**Your tasks:**
**1)** According to the suffix tree builder documentation, in what order are the suffixes added to the tree?
**2)** From the suffix tree builder documentation, write out the passage that starts at the words "System.Object.MemberwiseClone()" and ends after the words "lexicographic ascending order.".

── Text for analysis

Search Results for

    Show / Hide Table of Contents

    Class SuffixAndLcpArraysBasedSuffixTreeBuilder

    A IBuilder<TEdge, TNode> implementation of SuffixTreeNode structures, using the MoreStructures.SuffixArrays.SuffixArray and the MoreStructures.SuffixArrays.LongestCommonPrefix.LcpArray of the full text, to build the tree efficiently.

    Inheritance
    System.Object
    SuffixAndLcpArraysBasedSuffixTreeBuilder
    Implements
    IBuilder<SuffixTreeEdge, SuffixTreeNode>
    Inherited Members
    System.Object.Equals(System.Object)
    System.Object.Equals(System.Object, System.Object)
    System.Object.GetHashCode()
    System.Object.GetType()
    System.Object.MemberwiseClone()
    System.Object.ReferenceEquals(System.Object, System.Object)
    System.Object.ToString()
    Namespace: MoreStructures.SuffixTrees.Builders
    Assembly: MoreStructures.dll
    Syntax
    public class SuffixAndLcpArraysBasedSuffixTreeBuilder : IBuilder<SuffixTreeEdge, SuffixTreeNode>
    Remarks

    ADVANTAGES AND DISADVANTAGES
    - Like NaivePartiallyRecursiveSuffixTreeBuilder and UkkonenSuffixTreeBuilder, it builds the tree one suffix of the text at a time, adding at least a leaf and potentially an intermediate node at every iteration.
    - Unlike them, the suffixes are not added to the tree in the order in which they appear in the text, i.e. they are not processed from the longest to the shortest, rather from the smallest to the biggest in lexicographic ascending order.
    - It also requires the construction of the MoreStructures.SuffixArrays.SuffixArray and the MoreStructures.SuffixArrays.LongestCommonPrefix.LcpArray of the input, whereas the naive and the Ukkonen implementations don't require any auxiliary structure.
    - Compared to the naive implementation, it has better runtime, even including the cost of building auxiliary structures: all-round performance is less than the quadratic performance of the naive approach, but worse than the linear performance of the Ukkonen algorithm.

    ALGORITHM
    - First, build full text, from the provided TextWithTerminator instances, and the corresponding MoreStructures.SuffixArrays.SuffixArray SA and MoreStructures.SuffixArrays.LongestCommonPrefix.LcpArray LCPA, which are both fully enumerated in order to be able to direct access them by index.
    - Then, build the initial mutable tree: just the root node with a single leaf linked by an edge labelled with the 1st suffix in the MoreStructures.SuffixArrays.SuffixArray: SA[0].
    - This represents the initial state of the mutable tree, which will be modified iteration by iteration going through the Suffix Array from the 2nd to the last suffix (in lexicographic ascending order).
    - The item of the LCP Array in position i - 1, gives the LCP of such suffix with the previous suffix: LCPA[i - 1] = LCP(SA[i - 1], SA[i]). Such LCP value is compared with the LCP value calculated at the previous iteration.

────
── Listed records

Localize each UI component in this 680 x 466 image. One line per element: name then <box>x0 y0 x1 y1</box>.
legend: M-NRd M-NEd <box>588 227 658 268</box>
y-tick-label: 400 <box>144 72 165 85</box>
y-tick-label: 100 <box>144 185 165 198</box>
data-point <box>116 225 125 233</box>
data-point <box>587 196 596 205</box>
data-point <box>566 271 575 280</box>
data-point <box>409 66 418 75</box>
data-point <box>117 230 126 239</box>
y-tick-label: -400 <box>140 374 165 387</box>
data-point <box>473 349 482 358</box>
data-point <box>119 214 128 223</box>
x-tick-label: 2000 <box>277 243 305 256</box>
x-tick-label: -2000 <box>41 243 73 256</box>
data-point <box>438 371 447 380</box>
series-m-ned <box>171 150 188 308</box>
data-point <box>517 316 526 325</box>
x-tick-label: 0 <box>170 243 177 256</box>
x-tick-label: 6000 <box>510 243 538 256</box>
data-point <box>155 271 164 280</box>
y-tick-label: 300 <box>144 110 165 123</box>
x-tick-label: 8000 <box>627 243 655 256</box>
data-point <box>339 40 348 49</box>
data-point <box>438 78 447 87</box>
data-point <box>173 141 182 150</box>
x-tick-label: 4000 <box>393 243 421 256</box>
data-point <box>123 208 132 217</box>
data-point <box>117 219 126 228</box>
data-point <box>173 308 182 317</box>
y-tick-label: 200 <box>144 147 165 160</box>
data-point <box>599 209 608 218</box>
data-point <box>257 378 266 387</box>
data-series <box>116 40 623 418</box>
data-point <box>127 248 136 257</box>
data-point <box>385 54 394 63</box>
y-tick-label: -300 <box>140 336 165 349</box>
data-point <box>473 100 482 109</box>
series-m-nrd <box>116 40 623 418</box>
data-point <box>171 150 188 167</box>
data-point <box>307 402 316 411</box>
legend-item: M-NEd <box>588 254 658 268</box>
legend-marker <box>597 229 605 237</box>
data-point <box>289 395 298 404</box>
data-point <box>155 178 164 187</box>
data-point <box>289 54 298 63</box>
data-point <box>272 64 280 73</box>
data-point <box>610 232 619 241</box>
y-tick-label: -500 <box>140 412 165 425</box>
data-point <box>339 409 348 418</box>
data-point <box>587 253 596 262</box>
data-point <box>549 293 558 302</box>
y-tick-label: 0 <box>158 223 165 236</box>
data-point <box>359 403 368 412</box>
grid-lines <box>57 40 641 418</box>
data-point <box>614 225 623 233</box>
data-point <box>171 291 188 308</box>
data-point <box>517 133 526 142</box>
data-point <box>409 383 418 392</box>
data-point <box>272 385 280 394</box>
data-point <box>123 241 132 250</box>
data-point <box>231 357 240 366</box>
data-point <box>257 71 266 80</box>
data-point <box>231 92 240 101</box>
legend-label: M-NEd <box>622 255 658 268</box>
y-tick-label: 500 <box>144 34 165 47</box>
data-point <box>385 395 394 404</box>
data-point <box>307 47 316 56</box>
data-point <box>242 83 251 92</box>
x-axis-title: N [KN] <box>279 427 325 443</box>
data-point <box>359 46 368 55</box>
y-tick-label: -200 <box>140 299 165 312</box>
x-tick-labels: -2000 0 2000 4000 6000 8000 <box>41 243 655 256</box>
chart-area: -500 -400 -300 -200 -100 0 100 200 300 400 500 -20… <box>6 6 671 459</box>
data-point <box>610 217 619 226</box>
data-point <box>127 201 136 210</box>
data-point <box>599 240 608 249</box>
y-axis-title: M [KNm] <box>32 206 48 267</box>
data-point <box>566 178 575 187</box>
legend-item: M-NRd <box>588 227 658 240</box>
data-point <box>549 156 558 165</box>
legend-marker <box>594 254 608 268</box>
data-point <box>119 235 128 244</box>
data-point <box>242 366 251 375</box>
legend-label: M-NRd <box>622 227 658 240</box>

────

**Exercise answers:**
**1)** From the smallest to the biggest, in lexicographic ascending order.

**2)**
System.Object.MemberwiseClone()
    System.Object.ReferenceEquals(System.Object, System.Object)
    System.Object.ToString()
    Namespace: MoreStructures.SuffixTrees.Builders
    Assembly: MoreStructures.dll
    Syntax
    public class SuffixAndLcpArraysBasedSuffixTreeBuilder : IBuilder<SuffixTreeEdge, SuffixTreeNode>
    Remarks

    ADVANTAGES AND DISADVANTAGES
    - Like NaivePartiallyRecursiveSuffixTreeBuilder and UkkonenSuffixTreeBuilder, it builds the tree one suffix of the text at a time, adding at least a leaf and potentially an intermediate node at every iteration.
    - Unlike them, the suffixes are not added to the tree in the order in which they appear in the text, i.e. they are not processed from the longest to the shortest, rather from the smallest to the biggest in lexicographic ascending order.